— start of RAW DATA —
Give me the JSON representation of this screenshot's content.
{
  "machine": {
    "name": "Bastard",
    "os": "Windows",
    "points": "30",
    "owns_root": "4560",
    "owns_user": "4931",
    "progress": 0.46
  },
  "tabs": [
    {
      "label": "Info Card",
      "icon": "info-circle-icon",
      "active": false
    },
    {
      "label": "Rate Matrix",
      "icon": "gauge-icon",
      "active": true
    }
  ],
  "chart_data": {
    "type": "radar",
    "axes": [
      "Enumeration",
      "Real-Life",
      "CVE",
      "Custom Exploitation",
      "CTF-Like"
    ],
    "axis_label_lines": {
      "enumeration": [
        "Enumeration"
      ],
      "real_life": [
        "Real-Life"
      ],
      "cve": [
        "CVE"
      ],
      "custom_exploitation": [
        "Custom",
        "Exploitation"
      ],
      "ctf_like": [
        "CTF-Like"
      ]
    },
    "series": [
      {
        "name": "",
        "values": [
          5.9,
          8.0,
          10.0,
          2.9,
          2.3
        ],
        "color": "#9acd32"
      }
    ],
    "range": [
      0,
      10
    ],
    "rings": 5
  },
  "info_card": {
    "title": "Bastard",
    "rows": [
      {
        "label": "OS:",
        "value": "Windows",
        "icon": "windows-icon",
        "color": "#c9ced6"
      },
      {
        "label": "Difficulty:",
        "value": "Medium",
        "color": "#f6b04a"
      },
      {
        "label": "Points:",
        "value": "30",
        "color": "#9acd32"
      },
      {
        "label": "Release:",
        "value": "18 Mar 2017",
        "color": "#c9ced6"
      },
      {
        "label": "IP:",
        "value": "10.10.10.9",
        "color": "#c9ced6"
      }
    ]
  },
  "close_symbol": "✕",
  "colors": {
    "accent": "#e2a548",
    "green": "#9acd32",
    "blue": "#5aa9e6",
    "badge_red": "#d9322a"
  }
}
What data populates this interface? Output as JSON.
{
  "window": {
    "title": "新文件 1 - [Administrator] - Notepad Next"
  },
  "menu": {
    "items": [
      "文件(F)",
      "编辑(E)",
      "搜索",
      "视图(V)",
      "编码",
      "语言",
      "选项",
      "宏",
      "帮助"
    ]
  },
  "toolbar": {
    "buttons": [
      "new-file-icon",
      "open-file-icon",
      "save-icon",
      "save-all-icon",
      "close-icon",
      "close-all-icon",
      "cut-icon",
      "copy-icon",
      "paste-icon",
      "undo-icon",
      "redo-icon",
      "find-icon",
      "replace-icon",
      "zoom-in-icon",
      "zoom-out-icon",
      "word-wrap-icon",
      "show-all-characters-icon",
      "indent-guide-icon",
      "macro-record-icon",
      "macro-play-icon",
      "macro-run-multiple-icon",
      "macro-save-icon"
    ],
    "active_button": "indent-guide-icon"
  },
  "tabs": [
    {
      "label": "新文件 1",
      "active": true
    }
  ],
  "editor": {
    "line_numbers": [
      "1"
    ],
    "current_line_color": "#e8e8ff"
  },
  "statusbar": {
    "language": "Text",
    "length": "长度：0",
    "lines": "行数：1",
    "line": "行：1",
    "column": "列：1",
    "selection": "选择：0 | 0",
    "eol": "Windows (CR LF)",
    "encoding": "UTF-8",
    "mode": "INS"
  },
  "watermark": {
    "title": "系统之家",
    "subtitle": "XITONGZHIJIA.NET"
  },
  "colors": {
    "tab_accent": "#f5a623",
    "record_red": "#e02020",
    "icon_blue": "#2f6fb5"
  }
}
— end of RAW DATA —
:: PROBLEM STATEMENT ::
Pull out and copy each line containing the string "guide".

:: TASK OUTPUT ::
      "indent-guide-icon",
    "active_button": "indent-guide-icon"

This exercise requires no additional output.